### [PROBLEM DESCRIPTION]
Copy the records below exactly as they are written.

---------------

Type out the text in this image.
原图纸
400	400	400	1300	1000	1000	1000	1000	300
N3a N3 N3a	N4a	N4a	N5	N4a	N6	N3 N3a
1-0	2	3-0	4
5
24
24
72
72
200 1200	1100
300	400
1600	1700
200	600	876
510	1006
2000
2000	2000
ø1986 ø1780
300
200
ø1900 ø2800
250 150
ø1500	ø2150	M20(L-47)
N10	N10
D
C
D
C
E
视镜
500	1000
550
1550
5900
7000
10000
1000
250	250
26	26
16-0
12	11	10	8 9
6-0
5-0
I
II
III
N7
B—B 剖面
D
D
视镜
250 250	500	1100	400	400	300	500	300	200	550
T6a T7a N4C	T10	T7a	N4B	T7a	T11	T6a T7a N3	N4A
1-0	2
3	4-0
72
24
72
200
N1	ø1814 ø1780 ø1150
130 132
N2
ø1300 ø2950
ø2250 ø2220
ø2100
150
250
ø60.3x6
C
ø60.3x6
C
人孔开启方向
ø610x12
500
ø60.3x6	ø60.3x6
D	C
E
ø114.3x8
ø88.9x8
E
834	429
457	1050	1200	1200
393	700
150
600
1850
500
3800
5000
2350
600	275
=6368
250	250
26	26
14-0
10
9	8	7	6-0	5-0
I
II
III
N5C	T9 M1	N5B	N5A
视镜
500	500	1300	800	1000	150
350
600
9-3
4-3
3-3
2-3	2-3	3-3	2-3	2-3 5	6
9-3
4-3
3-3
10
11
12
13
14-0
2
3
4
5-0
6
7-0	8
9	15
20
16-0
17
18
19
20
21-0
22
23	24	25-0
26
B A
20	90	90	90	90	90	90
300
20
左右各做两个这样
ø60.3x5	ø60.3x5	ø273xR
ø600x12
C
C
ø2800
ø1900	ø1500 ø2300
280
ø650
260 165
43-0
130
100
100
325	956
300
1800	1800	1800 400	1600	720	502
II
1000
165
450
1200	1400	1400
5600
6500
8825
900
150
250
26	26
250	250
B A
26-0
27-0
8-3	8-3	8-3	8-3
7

---------------

### [RESPONSE FOR THIS EXERCISE]
Type out the text in this image.
原图纸
400	400	400	1300	1000	1000	1000	1000	300
N3a N3 N3a	N4a	N4a	N5	N4a	N6	N3 N3a
1-0	2	3-0	4
5
24
24
72
72
200 1200	1100
300	400
1600	1700
200	600	876
510	1006
2000
2000	2000
ø1986 ø1780
300
200
ø1900 ø2800
250 150
ø1500	ø2150	M20(L-47)
N10	N10
D
C
D
C
E
视镜
500	1000
550
1550
5900
7000
10000
1000
250	250
26	26
16-0
12	11	10	8 9
6-0
5-0
I
II
III
N7
B—B 剖面
D
D
视镜
250 250	500	1100	400	400	300	500	300	200	550
T6a T7a N4C	T10	T7a	N4B	T7a	T11	T6a T7a N3	N4A
1-0	2
3	4-0
72
24
72
200
N1	ø1814 ø1780 ø1150
130 132
N2
ø1300 ø2950
ø2250 ø2220
ø2100
150
250
ø60.3x6
C
ø60.3x6
C
人孔开启方向
ø610x12
500
ø60.3x6	ø60.3x6
D	C
E
ø114.3x8
ø88.9x8
E
834	429
457	1050	1200	1200
393	700
150
600
1850
500
3800
5000
2350
600	275
=6368
250	250
26	26
14-0
10
9	8	7	6-0	5-0
I
II
III
N5C	T9 M1	N5B	N5A
视镜
500	500	1300	800	1000	150
350
600
9-3
4-3
3-3
2-3	2-3	3-3	2-3	2-3 5	6
9-3
4-3
3-3
10
11
12
13
14-0
2
3
4
5-0
6
7-0	8
9	15
20
16-0
17
18
19
20
21-0
22
23	24	25-0
26
B A
20	90	90	90	90	90	90
300
20
左右各做两个这样
ø60.3x5	ø60.3x5	ø273xR
ø600x12
C
C
ø2800
ø1900	ø1500 ø2300
280
ø650
260 165
43-0
130
100
100
325	956
300
1800	1800	1800 400	1600	720	502
II
1000
165
450
1200	1400	1400
5600
6500
8825
900
150
250
26	26
250	250
B A
26-0
27-0
8-3	8-3	8-3	8-3
7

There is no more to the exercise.